[To do]:
Write out each line from the data below that includes the word "nilon".

====

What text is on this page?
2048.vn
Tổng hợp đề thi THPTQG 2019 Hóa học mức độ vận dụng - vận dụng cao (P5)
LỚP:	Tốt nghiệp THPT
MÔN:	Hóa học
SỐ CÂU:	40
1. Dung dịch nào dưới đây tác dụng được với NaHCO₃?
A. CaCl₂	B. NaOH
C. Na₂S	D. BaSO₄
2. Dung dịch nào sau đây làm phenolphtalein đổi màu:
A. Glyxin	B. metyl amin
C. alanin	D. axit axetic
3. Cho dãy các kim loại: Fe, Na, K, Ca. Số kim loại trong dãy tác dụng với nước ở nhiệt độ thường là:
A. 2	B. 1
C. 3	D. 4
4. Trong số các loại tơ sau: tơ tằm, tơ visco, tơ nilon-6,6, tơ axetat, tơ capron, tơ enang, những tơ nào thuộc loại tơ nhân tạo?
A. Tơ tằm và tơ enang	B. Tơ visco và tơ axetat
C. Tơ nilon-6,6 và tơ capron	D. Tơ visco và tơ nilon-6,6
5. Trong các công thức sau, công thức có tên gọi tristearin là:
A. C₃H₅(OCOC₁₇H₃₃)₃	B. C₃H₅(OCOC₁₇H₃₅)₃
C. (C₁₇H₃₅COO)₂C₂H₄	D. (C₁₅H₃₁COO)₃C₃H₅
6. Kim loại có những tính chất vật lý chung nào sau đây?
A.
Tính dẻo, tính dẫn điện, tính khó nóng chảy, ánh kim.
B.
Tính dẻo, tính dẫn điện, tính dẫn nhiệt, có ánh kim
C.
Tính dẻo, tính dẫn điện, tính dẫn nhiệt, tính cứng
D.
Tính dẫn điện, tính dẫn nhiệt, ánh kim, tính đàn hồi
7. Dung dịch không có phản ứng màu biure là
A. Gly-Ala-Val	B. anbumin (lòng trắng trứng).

====

[Answer to the problem]:
4. Trong số các loại tơ sau: tơ tằm, tơ visco, tơ nilon-6,6, tơ axetat, tơ capron, tơ enang, những tơ nào thuộc loại tơ nhân tạo?
C. Tơ nilon-6,6 và tơ capron	D. Tơ visco và tơ nilon-6,6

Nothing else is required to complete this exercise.